TASK TO COMPLETE:
For every line in the records that has the word "Customer", make a copy.

(Dataset items)
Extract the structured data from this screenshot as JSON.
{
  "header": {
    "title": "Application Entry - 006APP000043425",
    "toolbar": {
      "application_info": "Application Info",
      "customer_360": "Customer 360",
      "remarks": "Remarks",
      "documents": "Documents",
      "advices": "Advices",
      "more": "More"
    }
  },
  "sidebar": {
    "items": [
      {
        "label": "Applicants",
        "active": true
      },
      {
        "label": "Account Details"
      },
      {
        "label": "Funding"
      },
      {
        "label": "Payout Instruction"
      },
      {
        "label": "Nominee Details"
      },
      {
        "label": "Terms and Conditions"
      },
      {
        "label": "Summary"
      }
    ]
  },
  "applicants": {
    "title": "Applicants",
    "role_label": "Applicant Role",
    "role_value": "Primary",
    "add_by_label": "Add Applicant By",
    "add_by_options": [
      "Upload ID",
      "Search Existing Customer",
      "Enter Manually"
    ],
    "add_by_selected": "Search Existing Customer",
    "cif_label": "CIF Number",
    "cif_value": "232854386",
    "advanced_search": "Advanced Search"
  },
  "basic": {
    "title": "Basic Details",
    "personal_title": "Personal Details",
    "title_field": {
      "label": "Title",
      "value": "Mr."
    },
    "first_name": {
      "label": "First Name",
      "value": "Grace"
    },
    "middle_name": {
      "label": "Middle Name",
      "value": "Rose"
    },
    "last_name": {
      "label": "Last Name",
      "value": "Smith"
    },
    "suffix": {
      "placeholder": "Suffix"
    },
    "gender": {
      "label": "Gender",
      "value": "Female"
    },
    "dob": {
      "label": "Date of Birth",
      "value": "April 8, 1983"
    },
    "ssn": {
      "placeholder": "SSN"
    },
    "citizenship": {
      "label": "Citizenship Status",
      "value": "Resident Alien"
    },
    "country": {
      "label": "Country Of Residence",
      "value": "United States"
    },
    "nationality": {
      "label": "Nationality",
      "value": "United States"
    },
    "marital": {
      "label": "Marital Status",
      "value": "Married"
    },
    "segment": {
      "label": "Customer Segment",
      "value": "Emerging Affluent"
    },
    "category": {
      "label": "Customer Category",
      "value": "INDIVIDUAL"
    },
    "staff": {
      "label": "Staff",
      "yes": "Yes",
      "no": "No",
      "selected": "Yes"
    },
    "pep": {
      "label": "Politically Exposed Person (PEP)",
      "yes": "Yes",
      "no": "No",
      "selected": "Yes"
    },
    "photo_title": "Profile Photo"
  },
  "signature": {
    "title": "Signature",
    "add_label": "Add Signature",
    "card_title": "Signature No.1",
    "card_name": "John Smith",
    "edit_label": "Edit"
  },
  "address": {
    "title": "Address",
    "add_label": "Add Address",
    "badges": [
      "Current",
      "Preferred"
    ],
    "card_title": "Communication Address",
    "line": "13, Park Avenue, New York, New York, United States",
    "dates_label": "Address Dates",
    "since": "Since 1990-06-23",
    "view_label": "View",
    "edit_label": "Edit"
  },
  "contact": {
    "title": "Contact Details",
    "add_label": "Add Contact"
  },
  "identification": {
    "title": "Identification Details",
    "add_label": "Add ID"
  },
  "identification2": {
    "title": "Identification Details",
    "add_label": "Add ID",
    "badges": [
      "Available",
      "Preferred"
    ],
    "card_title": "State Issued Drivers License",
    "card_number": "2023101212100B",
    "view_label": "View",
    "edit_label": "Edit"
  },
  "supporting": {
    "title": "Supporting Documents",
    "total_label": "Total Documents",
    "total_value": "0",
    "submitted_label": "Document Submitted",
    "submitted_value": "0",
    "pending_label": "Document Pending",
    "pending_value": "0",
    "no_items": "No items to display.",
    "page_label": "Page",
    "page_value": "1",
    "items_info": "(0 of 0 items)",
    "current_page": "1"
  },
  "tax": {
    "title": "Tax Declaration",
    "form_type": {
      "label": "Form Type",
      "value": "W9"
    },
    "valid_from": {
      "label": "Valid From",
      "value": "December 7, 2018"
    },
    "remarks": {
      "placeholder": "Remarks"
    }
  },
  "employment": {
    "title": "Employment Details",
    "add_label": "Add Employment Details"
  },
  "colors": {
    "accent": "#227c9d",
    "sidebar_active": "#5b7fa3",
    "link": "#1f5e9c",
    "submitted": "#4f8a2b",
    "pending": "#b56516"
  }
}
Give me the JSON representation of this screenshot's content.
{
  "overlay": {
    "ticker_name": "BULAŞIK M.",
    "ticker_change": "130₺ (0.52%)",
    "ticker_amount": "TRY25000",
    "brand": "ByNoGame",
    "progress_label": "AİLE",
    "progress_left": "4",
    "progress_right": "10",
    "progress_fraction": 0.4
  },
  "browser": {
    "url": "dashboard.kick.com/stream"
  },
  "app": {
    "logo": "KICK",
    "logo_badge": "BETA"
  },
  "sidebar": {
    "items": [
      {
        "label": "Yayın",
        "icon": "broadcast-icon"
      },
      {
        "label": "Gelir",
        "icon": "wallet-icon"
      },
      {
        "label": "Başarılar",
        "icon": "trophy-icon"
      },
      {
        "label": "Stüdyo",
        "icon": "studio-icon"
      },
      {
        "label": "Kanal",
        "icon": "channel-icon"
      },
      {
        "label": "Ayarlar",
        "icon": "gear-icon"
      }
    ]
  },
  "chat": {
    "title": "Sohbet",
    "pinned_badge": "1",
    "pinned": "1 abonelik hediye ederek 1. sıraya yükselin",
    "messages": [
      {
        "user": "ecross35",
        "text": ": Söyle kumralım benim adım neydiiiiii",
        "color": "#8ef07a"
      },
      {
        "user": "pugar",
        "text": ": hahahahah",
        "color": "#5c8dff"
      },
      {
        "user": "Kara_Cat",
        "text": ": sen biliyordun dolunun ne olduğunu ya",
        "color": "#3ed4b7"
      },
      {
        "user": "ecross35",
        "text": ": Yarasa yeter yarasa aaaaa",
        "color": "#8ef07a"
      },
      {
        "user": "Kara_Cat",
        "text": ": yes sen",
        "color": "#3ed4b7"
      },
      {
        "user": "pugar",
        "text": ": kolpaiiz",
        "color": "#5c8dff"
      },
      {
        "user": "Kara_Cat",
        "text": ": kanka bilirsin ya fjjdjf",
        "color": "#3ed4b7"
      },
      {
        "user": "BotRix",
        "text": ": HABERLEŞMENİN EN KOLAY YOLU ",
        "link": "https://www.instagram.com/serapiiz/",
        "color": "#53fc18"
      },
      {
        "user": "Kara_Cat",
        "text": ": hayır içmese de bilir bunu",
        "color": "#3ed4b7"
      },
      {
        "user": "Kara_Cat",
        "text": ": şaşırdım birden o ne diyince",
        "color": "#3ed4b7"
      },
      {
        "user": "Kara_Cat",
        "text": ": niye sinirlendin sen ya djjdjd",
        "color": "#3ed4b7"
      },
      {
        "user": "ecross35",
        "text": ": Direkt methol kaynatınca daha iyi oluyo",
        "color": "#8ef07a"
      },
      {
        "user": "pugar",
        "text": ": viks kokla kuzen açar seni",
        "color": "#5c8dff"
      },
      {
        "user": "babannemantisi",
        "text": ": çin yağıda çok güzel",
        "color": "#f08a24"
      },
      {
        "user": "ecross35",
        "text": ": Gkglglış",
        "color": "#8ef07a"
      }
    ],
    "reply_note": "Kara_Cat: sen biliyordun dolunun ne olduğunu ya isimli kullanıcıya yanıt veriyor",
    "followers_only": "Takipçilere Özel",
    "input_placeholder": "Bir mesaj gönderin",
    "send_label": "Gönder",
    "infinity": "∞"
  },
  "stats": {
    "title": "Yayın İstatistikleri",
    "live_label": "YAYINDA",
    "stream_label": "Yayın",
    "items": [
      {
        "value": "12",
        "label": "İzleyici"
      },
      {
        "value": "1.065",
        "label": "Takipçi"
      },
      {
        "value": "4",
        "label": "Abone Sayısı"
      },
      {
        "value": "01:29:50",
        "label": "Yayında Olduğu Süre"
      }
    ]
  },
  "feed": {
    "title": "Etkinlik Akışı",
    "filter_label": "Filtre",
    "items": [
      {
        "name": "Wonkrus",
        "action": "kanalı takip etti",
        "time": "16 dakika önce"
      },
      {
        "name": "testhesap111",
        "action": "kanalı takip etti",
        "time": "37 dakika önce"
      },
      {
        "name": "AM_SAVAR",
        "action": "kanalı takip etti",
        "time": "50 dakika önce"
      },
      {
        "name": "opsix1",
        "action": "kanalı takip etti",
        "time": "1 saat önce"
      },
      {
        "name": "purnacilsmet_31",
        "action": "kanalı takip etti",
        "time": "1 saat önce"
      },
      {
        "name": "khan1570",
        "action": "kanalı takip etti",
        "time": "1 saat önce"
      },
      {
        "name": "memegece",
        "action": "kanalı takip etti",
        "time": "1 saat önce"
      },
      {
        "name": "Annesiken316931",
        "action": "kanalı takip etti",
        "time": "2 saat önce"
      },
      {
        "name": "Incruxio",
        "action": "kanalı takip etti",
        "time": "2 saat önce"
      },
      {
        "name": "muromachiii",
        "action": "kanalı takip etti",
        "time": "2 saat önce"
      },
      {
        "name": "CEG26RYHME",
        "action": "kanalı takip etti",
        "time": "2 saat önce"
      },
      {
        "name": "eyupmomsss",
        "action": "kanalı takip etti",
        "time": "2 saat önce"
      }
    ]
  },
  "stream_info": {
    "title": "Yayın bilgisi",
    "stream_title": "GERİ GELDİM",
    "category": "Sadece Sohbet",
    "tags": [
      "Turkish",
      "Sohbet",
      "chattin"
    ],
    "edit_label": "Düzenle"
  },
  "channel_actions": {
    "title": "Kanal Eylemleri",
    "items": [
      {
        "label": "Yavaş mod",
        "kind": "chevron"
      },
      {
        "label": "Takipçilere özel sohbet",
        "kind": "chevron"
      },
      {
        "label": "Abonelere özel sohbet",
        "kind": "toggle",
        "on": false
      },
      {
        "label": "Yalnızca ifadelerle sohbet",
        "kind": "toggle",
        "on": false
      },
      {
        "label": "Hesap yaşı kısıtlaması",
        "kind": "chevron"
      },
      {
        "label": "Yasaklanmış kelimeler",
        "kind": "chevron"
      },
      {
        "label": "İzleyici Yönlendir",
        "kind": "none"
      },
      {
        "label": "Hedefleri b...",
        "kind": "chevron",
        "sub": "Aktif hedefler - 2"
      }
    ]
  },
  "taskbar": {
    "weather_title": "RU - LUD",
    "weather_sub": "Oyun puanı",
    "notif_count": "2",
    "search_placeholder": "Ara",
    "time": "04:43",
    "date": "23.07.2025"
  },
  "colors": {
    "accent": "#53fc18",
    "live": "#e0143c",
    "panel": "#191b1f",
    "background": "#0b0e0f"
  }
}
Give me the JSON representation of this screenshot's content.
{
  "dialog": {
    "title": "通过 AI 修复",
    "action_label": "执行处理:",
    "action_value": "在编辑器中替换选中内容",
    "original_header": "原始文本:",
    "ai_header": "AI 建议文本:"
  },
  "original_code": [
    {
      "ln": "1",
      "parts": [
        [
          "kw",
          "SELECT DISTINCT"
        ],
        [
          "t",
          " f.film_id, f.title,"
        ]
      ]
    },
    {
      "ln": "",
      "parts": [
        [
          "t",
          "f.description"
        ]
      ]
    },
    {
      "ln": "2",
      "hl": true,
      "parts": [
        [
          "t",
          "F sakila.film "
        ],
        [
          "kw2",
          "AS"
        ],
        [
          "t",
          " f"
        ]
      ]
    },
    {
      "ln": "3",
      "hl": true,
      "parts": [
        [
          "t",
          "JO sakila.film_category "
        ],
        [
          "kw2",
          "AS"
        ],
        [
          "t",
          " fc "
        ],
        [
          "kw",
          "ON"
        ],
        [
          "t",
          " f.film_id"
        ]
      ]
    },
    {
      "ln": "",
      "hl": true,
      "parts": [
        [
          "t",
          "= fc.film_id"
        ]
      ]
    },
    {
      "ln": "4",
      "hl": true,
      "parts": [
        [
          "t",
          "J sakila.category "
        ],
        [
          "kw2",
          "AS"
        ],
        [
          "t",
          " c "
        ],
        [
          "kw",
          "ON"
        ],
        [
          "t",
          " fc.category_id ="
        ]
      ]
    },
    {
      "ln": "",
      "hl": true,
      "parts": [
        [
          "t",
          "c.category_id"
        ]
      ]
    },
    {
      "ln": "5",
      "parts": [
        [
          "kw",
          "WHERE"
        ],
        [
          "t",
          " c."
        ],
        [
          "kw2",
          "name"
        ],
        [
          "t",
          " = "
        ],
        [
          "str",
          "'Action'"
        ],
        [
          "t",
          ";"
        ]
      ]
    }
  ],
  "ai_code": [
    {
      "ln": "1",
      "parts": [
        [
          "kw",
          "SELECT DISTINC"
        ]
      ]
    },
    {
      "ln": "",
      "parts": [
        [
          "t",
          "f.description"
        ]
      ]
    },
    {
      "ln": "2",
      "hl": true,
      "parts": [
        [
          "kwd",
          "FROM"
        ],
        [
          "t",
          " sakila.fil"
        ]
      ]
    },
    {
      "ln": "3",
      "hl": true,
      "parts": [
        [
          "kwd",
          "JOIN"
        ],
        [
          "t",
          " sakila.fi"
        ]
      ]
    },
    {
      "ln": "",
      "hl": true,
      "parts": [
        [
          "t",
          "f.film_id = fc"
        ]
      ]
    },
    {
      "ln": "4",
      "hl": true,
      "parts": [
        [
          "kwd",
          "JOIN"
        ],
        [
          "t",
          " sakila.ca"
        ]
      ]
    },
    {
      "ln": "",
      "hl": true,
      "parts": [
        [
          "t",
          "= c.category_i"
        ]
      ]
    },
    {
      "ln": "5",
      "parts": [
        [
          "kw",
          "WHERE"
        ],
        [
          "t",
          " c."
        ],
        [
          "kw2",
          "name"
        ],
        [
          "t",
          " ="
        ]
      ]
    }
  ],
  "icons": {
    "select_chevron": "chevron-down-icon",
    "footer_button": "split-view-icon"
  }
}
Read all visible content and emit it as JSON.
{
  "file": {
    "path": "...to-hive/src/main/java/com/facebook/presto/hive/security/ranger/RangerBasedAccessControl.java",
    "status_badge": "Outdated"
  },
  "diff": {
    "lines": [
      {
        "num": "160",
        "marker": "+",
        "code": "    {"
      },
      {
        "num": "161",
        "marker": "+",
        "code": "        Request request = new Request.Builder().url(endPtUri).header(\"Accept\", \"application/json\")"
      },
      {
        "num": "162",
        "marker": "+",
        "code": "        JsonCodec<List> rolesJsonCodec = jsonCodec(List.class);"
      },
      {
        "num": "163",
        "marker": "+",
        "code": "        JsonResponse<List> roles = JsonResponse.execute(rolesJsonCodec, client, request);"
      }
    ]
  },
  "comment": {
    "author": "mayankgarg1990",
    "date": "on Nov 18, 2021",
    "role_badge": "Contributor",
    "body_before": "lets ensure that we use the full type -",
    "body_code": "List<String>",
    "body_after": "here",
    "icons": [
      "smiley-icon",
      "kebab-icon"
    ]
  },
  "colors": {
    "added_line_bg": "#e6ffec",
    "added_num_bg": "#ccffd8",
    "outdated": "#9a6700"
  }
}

RESULT OF THE EXERCISE:
      "customer_360": "Customer 360",
      "Search Existing Customer",
    "add_by_selected": "Search Existing Customer",
      "label": "Customer Segment",
      "label": "Customer Category",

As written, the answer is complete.